I'm new to Dask and thought this would be a simple task. I want to load data from multiple csv files and combine it into one Dask dataframe. in this example, there are 5 csv files with 10,000 rows of data in each. Obviously I want to give the combined dataframe a unique index.
So I did this:
import dask.dataframe as dd
# Define Dask computations
dataframes = [
dd.read_csv(os.path.join(data_dir, filename)).set_index('Unnamed: 0')
for filename in os.listdir(data_dir) if filename.endswith('.csv')
]
combined_df = dd.concat(dataframes).reset_index(drop=True)
If I then do combined_df.head().index
I get this as expected:
RangeIndex(start=0, stop=5, step=1)
But combined_df.tail().index
is not as expected:
RangeIndex(start=3252, stop=3257, step=1)
Further inspection reveals the index values on combined_df
consist of 15 separate series of roughly 3256 in length adding up to a total length of 50000. Note that the csv files all contain an index in the first column from 0 to 10000.

WRITTEN REQUEST A>
Translate this sentence from the Dask post into Spanish: "I want to load data from multiple csv files and combine it into one Dask dataframe."
The records bear no relation to the Dask post.

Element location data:
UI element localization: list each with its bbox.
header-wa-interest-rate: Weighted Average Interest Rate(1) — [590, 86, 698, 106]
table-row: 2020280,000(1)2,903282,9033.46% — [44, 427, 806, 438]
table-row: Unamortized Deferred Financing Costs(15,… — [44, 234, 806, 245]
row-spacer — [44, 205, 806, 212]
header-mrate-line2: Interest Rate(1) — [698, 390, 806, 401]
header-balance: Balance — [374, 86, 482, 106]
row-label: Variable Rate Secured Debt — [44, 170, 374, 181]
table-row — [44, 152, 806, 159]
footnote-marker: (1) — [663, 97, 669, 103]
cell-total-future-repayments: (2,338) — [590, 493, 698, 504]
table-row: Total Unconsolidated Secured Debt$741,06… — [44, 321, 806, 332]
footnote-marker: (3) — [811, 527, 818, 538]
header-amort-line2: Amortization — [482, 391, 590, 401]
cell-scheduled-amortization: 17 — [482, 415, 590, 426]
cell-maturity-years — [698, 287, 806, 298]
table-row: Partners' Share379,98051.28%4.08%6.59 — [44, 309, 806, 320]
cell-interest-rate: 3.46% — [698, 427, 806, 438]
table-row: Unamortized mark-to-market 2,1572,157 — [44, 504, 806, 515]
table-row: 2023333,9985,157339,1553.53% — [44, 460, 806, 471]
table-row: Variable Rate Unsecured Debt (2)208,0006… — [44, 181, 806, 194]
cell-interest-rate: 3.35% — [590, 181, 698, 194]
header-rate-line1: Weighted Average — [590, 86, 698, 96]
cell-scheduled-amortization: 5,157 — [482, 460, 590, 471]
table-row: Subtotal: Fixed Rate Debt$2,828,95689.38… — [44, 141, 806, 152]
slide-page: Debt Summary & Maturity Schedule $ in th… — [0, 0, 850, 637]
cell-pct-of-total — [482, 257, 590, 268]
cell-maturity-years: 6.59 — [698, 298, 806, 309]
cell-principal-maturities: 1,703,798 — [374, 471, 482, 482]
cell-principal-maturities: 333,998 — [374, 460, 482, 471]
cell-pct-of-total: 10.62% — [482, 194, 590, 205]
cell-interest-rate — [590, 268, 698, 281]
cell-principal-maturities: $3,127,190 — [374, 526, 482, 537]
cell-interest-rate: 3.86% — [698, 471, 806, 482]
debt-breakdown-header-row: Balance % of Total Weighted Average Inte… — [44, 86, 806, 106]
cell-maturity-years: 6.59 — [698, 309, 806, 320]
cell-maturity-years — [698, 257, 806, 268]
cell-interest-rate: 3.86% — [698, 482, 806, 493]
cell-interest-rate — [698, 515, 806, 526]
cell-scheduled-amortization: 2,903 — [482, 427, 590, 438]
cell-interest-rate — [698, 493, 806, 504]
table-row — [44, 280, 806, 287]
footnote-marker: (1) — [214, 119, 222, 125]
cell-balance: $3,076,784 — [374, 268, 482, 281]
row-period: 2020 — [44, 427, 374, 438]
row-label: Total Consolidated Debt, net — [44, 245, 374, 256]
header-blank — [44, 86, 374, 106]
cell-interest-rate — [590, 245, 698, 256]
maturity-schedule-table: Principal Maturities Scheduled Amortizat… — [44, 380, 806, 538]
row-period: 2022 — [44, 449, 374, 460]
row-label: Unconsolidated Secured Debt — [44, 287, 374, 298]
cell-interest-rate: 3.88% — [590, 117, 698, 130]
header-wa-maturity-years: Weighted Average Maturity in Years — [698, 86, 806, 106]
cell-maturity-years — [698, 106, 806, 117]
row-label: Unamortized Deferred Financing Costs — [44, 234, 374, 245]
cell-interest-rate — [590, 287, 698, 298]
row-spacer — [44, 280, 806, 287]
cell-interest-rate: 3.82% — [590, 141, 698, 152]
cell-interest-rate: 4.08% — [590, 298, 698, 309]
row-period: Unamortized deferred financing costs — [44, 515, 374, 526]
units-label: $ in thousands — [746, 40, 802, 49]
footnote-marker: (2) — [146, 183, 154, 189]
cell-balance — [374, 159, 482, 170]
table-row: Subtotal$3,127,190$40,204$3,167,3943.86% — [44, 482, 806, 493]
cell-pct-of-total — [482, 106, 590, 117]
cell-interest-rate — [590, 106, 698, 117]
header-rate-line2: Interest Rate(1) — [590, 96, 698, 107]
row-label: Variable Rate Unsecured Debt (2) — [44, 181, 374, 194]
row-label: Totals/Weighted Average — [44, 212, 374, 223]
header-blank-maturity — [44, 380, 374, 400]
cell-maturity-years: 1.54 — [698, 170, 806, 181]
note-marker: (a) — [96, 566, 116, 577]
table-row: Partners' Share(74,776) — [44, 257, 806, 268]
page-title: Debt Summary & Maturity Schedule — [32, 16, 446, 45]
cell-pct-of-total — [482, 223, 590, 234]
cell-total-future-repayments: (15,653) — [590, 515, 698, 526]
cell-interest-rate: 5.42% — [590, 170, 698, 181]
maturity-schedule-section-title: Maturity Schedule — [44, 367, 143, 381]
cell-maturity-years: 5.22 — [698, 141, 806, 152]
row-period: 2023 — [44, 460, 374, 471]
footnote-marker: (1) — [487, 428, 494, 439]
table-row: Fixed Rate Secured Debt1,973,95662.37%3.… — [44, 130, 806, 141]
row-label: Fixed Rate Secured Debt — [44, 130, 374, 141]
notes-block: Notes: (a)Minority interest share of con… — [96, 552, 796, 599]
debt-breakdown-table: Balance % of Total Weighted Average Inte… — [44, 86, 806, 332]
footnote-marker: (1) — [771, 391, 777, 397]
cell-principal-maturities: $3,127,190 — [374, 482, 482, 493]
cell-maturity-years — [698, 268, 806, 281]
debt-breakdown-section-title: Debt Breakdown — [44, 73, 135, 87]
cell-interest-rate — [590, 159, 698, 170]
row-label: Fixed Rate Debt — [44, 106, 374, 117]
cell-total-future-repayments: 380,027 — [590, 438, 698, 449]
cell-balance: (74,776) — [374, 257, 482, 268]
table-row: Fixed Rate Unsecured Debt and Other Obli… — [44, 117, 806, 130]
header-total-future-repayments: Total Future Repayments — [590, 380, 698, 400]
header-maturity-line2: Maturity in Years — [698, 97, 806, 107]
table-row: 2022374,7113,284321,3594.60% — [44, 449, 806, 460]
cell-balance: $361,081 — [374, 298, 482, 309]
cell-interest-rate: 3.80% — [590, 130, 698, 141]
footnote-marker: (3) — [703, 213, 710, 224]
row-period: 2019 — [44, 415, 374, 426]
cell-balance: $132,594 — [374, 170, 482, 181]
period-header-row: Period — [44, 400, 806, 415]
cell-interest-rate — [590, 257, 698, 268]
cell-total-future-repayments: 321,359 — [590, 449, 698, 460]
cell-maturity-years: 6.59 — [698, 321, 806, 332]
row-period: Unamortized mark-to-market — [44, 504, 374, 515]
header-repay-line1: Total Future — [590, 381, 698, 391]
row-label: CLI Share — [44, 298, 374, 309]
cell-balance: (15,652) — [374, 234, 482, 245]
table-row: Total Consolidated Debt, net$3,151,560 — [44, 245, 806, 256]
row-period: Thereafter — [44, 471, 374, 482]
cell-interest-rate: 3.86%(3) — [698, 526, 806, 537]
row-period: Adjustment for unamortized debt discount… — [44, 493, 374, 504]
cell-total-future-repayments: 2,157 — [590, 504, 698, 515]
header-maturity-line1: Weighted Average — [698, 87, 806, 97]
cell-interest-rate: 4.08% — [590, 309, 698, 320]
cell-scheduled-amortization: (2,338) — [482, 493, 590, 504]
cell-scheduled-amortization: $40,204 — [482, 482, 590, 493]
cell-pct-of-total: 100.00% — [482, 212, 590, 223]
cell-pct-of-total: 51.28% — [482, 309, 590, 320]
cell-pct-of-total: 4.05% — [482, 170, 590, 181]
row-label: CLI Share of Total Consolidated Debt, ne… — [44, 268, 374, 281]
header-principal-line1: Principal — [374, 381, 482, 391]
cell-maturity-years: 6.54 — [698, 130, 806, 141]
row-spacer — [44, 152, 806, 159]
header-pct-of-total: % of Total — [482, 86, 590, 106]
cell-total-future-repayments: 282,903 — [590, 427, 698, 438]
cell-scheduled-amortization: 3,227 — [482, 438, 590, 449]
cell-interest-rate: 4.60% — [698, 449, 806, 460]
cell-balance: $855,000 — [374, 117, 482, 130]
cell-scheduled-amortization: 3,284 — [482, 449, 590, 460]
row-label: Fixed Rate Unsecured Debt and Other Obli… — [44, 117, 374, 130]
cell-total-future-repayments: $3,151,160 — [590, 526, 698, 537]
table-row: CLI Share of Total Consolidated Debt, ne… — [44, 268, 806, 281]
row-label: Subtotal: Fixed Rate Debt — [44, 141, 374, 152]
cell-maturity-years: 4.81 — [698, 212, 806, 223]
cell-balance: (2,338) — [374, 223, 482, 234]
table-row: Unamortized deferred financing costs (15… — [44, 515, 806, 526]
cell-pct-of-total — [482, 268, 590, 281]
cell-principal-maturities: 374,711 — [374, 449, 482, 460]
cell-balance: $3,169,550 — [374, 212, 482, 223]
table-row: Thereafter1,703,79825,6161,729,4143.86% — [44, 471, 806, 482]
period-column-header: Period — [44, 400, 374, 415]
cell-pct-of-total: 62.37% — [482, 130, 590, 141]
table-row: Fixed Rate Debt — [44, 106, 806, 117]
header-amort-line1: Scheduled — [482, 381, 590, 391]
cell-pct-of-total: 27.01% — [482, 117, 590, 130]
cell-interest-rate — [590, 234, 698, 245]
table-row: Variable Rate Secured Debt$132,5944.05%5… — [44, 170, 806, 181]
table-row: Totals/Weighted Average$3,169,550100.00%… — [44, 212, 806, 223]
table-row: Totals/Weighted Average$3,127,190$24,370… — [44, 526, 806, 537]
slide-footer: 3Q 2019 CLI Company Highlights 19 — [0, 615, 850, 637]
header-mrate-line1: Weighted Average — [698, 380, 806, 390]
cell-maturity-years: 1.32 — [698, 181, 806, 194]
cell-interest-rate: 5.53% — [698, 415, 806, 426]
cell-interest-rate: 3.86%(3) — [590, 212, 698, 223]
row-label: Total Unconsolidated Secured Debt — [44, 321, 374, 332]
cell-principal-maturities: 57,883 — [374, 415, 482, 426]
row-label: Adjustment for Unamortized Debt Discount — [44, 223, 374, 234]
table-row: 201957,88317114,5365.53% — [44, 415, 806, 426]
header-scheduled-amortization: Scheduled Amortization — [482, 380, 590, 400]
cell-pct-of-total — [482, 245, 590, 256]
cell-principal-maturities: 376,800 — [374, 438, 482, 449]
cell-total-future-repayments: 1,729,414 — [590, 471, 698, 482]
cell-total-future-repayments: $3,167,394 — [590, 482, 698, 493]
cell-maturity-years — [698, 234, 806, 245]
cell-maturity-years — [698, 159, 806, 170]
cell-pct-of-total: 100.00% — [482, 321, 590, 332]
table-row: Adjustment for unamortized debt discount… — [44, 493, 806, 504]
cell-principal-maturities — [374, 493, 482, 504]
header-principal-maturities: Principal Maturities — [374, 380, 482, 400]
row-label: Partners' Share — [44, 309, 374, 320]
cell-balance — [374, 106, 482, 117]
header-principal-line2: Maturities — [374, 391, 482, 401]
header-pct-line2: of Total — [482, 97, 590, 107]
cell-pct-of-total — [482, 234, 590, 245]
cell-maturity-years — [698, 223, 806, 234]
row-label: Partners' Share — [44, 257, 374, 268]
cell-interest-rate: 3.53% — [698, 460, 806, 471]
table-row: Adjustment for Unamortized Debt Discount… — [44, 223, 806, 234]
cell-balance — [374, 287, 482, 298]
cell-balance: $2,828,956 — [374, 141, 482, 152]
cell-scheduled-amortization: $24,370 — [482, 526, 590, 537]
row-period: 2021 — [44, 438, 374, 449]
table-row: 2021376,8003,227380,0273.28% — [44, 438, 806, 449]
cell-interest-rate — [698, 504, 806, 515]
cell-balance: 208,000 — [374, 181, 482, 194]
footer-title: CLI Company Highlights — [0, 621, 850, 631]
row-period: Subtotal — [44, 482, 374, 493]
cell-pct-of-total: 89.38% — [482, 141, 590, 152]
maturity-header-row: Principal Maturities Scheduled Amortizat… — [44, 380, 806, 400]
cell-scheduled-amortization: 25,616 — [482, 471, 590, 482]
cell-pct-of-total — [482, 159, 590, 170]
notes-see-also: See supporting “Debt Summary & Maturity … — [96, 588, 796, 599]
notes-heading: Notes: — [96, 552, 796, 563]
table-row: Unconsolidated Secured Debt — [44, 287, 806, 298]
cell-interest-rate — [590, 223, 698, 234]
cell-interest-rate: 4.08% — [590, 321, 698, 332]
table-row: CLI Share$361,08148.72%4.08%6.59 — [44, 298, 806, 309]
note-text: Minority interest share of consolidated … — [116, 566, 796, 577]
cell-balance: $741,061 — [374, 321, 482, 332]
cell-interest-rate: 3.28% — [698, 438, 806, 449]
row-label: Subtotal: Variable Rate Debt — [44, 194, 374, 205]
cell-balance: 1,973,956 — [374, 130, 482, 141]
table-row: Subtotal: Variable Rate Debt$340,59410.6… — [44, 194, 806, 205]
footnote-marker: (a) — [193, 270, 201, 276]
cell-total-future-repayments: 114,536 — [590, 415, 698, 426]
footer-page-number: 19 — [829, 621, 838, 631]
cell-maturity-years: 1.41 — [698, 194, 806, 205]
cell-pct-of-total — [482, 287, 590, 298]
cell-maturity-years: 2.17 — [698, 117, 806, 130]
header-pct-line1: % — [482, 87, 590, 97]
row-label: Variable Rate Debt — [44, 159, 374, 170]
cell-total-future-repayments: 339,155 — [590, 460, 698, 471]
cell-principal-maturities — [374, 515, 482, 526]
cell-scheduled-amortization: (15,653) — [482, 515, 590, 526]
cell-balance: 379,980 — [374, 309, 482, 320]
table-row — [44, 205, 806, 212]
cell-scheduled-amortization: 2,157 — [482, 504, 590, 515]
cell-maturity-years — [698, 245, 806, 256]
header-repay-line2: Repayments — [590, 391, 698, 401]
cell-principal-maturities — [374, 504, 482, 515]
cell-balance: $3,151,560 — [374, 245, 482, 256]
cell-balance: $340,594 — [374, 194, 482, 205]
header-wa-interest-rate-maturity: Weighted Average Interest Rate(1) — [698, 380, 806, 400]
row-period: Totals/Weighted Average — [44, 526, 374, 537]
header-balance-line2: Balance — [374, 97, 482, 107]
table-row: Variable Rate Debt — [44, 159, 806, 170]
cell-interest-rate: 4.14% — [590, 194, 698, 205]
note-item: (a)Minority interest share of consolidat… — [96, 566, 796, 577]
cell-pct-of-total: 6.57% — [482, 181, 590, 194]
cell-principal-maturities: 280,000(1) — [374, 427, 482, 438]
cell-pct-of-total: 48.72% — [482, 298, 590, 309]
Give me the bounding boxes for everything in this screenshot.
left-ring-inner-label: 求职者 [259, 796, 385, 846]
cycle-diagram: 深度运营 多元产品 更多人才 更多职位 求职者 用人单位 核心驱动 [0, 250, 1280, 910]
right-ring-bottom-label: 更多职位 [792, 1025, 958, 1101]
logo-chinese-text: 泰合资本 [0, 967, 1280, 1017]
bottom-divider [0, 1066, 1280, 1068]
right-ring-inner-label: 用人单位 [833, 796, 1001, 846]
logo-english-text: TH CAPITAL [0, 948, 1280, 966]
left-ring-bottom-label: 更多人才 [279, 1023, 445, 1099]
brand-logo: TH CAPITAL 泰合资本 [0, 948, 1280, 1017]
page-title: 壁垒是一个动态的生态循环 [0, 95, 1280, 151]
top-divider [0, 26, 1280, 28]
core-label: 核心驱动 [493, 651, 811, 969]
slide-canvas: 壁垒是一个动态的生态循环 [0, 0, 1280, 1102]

WRITTEN REQUEST B>
Convert the records into a numbered list, starting at the first line of the records and ending at the line containing "cell-total-future-repayments: (2,338) —", with blank lines omitted.

TASK RESPONSE A>
Quiero cargar datos de varios archivos csv y combinarlos en un único dataframe de Dask.

TASK RESPONSE B>
1. UI element localization: list each with its bbox.
2. header-wa-interest-rate: Weighted Average Interest Rate(1) — [590, 86, 698, 106]
3. table-row: 2020280,000(1)2,903282,9033.46% — [44, 427, 806, 438]
4. table-row: Unamortized Deferred Financing Costs(15,… — [44, 234, 806, 245]
5. row-spacer — [44, 205, 806, 212]
6. header-mrate-line2: Interest Rate(1) — [698, 390, 806, 401]
7. header-balance: Balance — [374, 86, 482, 106]
8. row-label: Variable Rate Secured Debt — [44, 170, 374, 181]
9. table-row — [44, 152, 806, 159]
10. footnote-marker: (1) — [663, 97, 669, 103]
11. cell-total-future-repayments: (2,338) — [590, 493, 698, 504]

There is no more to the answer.